Set down the records once more, please, exactly and with the pictures left out.
--- Information shown ---
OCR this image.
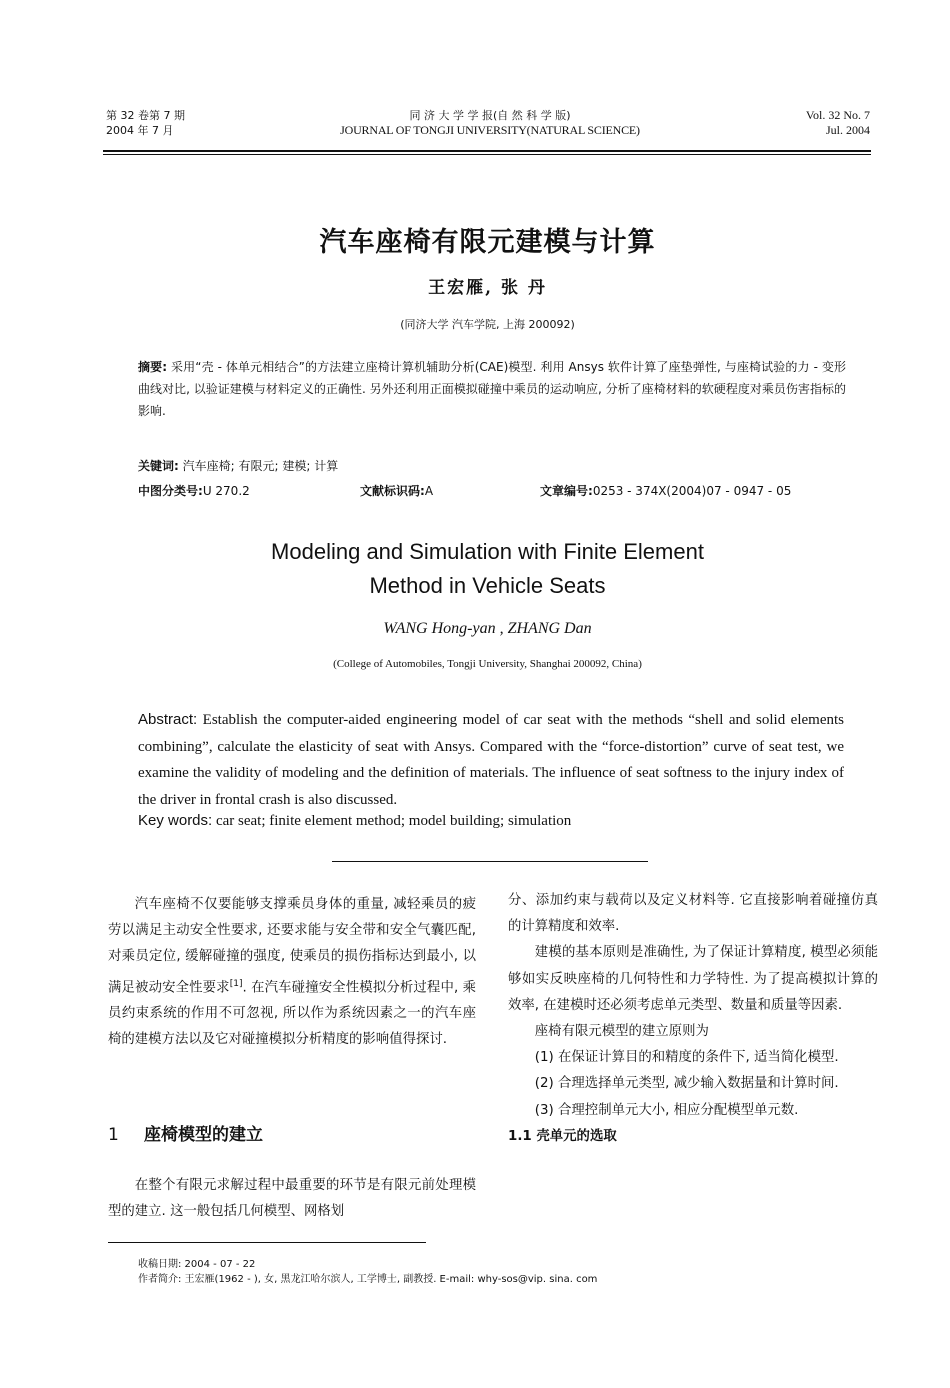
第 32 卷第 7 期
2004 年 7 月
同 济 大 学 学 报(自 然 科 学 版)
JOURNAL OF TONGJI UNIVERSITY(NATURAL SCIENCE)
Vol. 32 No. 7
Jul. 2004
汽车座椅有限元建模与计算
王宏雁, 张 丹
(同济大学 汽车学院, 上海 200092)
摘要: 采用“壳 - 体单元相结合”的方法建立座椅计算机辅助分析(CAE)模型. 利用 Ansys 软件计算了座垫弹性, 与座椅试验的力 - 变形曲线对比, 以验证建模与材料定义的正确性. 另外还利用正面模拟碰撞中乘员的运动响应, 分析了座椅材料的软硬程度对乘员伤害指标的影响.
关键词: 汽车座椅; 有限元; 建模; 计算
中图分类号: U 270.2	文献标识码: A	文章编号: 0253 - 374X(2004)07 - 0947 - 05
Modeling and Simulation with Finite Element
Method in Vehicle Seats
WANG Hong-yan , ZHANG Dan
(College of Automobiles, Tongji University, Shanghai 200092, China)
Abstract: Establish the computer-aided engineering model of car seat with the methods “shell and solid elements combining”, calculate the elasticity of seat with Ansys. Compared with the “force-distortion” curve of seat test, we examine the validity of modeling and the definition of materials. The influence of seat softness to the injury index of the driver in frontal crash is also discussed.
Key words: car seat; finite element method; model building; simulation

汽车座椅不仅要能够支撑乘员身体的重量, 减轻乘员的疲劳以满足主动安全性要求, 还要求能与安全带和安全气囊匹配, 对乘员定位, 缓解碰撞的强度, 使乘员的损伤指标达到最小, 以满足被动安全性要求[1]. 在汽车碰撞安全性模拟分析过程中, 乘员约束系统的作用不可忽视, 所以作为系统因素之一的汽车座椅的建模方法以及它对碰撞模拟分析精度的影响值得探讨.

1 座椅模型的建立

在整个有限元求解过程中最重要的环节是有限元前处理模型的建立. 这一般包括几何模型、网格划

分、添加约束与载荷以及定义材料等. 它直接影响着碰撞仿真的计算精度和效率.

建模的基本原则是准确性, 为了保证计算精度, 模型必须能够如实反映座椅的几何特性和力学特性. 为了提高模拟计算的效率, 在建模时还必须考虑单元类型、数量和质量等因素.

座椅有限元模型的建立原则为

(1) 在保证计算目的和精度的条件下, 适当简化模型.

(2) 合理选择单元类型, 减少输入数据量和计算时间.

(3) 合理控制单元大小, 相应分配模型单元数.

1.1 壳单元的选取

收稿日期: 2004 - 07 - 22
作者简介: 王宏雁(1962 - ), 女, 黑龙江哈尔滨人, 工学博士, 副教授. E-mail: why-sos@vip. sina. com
---
→ Problem solution
OCR this image.
第 32 卷第 7 期
2004 年 7 月
同 济 大 学 学 报(自 然 科 学 版)
JOURNAL OF TONGJI UNIVERSITY(NATURAL SCIENCE)
Vol. 32 No. 7
Jul. 2004
汽车座椅有限元建模与计算
王宏雁, 张 丹
(同济大学 汽车学院, 上海 200092)
摘要: 采用“壳 - 体单元相结合”的方法建立座椅计算机辅助分析(CAE)模型. 利用 Ansys 软件计算了座垫弹性, 与座椅试验的力 - 变形曲线对比, 以验证建模与材料定义的正确性. 另外还利用正面模拟碰撞中乘员的运动响应, 分析了座椅材料的软硬程度对乘员伤害指标的影响.
关键词: 汽车座椅; 有限元; 建模; 计算
中图分类号: U 270.2	文献标识码: A	文章编号: 0253 - 374X(2004)07 - 0947 - 05
Modeling and Simulation with Finite Element
Method in Vehicle Seats
WANG Hong-yan , ZHANG Dan
(College of Automobiles, Tongji University, Shanghai 200092, China)
Abstract: Establish the computer-aided engineering model of car seat with the methods “shell and solid elements combining”, calculate the elasticity of seat with Ansys. Compared with the “force-distortion” curve of seat test, we examine the validity of modeling and the definition of materials. The influence of seat softness to the injury index of the driver in frontal crash is also discussed.
Key words: car seat; finite element method; model building; simulation

汽车座椅不仅要能够支撑乘员身体的重量, 减轻乘员的疲劳以满足主动安全性要求, 还要求能与安全带和安全气囊匹配, 对乘员定位, 缓解碰撞的强度, 使乘员的损伤指标达到最小, 以满足被动安全性要求[1]. 在汽车碰撞安全性模拟分析过程中, 乘员约束系统的作用不可忽视, 所以作为系统因素之一的汽车座椅的建模方法以及它对碰撞模拟分析精度的影响值得探讨.

1 座椅模型的建立

在整个有限元求解过程中最重要的环节是有限元前处理模型的建立. 这一般包括几何模型、网格划

分、添加约束与载荷以及定义材料等. 它直接影响着碰撞仿真的计算精度和效率.

建模的基本原则是准确性, 为了保证计算精度, 模型必须能够如实反映座椅的几何特性和力学特性. 为了提高模拟计算的效率, 在建模时还必须考虑单元类型、数量和质量等因素.

座椅有限元模型的建立原则为

(1) 在保证计算目的和精度的条件下, 适当简化模型.

(2) 合理选择单元类型, 减少输入数据量和计算时间.

(3) 合理控制单元大小, 相应分配模型单元数.

1.1 壳单元的选取

收稿日期: 2004 - 07 - 22
作者简介: 王宏雁(1962 - ), 女, 黑龙江哈尔滨人, 工学博士, 副教授. E-mail: why-sos@vip. sina. com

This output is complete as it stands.